> **Task**
Please rewrite the rows below, changing "toolbar-separator" to "toolbar-divider" wherever it occurs and leaving everything else the same.

> **Given data**

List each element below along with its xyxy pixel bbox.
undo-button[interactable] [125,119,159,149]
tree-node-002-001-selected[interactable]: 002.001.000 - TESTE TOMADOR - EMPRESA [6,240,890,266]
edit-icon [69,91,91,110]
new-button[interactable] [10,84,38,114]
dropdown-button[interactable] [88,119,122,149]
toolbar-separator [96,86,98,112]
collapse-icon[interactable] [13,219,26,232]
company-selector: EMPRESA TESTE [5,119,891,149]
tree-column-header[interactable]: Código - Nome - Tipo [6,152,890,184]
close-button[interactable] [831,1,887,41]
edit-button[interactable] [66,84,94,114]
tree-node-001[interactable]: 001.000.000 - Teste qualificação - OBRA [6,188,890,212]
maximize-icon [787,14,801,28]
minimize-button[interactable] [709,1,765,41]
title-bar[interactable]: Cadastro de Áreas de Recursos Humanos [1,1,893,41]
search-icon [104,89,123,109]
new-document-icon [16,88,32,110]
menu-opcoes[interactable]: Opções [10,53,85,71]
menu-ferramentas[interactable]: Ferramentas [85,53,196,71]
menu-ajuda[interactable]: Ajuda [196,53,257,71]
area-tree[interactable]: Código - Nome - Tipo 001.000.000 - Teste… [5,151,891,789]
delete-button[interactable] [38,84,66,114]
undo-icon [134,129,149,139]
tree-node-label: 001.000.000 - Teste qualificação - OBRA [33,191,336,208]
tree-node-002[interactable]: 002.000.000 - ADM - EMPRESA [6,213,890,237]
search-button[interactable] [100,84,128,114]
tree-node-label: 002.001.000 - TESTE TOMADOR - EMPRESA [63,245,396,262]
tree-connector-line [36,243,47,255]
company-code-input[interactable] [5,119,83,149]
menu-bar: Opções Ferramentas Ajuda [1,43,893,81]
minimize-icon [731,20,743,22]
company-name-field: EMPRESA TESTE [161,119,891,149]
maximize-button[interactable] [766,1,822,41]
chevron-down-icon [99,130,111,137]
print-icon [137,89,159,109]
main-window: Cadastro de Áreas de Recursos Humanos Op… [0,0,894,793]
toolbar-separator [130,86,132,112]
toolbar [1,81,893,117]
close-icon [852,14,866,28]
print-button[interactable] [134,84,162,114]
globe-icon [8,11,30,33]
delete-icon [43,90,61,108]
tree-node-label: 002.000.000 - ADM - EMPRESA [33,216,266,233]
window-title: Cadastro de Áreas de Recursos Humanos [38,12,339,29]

> **Final result**
List each element below along with its xyxy pixel bbox.
undo-button[interactable] [125,119,159,149]
tree-node-002-001-selected[interactable]: 002.001.000 - TESTE TOMADOR - EMPRESA [6,240,890,266]
edit-icon [69,91,91,110]
new-button[interactable] [10,84,38,114]
dropdown-button[interactable] [88,119,122,149]
toolbar-divider [96,86,98,112]
collapse-icon[interactable] [13,219,26,232]
company-selector: EMPRESA TESTE [5,119,891,149]
tree-column-header[interactable]: Código - Nome - Tipo [6,152,890,184]
close-button[interactable] [831,1,887,41]
edit-button[interactable] [66,84,94,114]
tree-node-001[interactable]: 001.000.000 - Teste qualificação - OBRA [6,188,890,212]
maximize-icon [787,14,801,28]
minimize-button[interactable] [709,1,765,41]
title-bar[interactable]: Cadastro de Áreas de Recursos Humanos [1,1,893,41]
search-icon [104,89,123,109]
new-document-icon [16,88,32,110]
menu-opcoes[interactable]: Opções [10,53,85,71]
menu-ferramentas[interactable]: Ferramentas [85,53,196,71]
menu-ajuda[interactable]: Ajuda [196,53,257,71]
area-tree[interactable]: Código - Nome - Tipo 001.000.000 - Teste… [5,151,891,789]
delete-button[interactable] [38,84,66,114]
undo-icon [134,129,149,139]
tree-node-label: 001.000.000 - Teste qualificação - OBRA [33,191,336,208]
tree-node-002[interactable]: 002.000.000 - ADM - EMPRESA [6,213,890,237]
search-button[interactable] [100,84,128,114]
tree-node-label: 002.001.000 - TESTE TOMADOR - EMPRESA [63,245,396,262]
tree-connector-line [36,243,47,255]
company-code-input[interactable] [5,119,83,149]
menu-bar: Opções Ferramentas Ajuda [1,43,893,81]
minimize-icon [731,20,743,22]
company-name-field: EMPRESA TESTE [161,119,891,149]
maximize-button[interactable] [766,1,822,41]
chevron-down-icon [99,130,111,137]
print-icon [137,89,159,109]
main-window: Cadastro de Áreas de Recursos Humanos Op… [0,0,894,793]
toolbar-divider [130,86,132,112]
toolbar [1,81,893,117]
close-icon [852,14,866,28]
print-button[interactable] [134,84,162,114]
globe-icon [8,11,30,33]
delete-icon [43,90,61,108]
tree-node-label: 002.000.000 - ADM - EMPRESA [33,216,266,233]
window-title: Cadastro de Áreas de Recursos Humanos [38,12,339,29]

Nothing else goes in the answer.